Supplied entries
┌──

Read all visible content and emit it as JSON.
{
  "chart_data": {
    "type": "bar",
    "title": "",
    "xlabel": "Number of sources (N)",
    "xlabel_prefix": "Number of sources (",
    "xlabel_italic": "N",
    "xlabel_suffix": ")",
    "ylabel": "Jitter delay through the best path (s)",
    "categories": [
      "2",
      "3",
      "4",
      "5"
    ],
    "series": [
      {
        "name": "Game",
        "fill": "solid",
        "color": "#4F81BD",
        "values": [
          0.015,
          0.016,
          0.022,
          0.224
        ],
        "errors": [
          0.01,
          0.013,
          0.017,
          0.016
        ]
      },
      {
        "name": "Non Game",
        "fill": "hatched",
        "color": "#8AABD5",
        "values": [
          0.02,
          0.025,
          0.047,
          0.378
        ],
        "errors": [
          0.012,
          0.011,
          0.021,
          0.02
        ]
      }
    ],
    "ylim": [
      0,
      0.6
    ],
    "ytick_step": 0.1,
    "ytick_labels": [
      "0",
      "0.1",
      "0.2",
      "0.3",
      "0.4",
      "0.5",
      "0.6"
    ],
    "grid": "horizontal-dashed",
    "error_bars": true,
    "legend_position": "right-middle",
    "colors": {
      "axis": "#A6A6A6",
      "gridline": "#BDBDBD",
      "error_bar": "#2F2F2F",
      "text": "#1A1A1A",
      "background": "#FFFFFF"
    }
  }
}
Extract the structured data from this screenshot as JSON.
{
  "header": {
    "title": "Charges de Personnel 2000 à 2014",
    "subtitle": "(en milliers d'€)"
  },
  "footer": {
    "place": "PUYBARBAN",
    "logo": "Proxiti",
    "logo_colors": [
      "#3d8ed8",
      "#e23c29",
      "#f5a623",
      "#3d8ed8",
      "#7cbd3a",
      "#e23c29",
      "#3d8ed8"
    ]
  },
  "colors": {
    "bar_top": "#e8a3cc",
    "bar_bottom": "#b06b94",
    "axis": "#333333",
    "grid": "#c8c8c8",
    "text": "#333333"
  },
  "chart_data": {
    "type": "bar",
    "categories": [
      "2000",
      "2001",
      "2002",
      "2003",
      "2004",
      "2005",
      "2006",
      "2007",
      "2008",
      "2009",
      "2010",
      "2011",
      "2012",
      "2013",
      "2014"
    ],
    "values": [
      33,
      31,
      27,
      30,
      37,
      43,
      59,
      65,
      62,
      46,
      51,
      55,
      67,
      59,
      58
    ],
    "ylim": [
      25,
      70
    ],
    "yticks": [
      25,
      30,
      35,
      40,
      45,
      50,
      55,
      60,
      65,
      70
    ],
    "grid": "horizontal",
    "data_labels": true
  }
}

└──

Which lines hold the word "Number"? Copy each of them from the records.

    "xlabel": "Number of sources (N)",
    "xlabel_prefix": "Number of sources (",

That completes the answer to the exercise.